Challenge ->
Lines containing the word "name" are the ones to copy from the records below.

[Dataset listings of figures]
+--
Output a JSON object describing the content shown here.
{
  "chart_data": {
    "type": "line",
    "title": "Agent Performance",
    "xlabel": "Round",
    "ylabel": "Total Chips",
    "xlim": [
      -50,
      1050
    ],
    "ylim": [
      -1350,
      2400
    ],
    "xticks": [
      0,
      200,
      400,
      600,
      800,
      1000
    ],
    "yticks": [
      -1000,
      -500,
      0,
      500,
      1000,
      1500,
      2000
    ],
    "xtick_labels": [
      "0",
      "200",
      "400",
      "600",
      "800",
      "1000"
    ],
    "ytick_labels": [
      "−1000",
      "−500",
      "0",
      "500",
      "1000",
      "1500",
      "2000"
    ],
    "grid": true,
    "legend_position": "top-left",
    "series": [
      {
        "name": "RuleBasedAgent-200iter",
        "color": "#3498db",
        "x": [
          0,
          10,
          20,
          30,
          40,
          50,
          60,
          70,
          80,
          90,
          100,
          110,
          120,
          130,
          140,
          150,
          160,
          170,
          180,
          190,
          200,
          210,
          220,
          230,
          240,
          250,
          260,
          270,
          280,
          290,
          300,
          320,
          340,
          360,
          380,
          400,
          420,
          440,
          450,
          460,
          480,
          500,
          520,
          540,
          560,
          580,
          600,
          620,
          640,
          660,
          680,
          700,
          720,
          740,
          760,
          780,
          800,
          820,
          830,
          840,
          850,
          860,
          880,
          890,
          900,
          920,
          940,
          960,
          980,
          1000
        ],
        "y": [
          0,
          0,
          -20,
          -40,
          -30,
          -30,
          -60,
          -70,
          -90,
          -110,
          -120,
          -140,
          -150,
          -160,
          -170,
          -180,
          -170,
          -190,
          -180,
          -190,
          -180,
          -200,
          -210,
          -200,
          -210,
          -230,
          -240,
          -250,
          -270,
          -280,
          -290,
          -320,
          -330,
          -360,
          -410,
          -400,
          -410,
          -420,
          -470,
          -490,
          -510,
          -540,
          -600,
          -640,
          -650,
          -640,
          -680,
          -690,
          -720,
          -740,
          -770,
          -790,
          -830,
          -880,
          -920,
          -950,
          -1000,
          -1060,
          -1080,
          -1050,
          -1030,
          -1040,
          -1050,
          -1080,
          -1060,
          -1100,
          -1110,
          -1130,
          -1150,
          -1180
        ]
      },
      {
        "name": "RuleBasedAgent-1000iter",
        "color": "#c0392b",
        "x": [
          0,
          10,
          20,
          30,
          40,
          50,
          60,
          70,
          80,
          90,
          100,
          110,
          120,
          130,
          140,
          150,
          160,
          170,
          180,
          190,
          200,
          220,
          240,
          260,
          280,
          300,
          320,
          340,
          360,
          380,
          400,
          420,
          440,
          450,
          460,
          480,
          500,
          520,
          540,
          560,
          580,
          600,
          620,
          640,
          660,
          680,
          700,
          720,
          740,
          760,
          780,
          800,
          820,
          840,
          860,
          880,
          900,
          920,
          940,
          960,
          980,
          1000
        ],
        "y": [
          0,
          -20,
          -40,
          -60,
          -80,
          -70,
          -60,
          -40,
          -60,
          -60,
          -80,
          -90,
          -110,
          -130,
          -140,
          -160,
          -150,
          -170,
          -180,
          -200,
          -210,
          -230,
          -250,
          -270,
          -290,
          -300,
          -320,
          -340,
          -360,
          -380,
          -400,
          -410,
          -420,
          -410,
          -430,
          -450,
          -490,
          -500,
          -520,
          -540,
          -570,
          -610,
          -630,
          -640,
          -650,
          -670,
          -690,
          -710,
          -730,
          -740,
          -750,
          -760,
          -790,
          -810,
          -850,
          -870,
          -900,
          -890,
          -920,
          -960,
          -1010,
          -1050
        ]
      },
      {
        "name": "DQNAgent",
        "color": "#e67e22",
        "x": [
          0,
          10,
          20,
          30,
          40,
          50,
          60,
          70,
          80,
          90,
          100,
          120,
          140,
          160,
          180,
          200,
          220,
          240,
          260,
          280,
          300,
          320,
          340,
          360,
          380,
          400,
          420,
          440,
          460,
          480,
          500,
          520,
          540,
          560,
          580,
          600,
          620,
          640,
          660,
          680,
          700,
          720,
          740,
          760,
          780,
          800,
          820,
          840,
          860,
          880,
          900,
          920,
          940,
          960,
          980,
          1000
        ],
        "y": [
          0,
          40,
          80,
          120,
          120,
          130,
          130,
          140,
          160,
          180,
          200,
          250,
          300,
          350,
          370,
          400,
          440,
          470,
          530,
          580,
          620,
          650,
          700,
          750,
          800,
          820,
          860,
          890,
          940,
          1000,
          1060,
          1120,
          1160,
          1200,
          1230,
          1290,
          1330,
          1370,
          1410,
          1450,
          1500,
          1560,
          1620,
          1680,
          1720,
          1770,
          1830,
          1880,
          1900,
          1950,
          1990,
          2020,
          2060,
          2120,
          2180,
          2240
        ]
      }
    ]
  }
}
+--
Task solution ->
        "name": "RuleBasedAgent-200iter",
        "name": "RuleBasedAgent-1000iter",
        "name": "DQNAgent",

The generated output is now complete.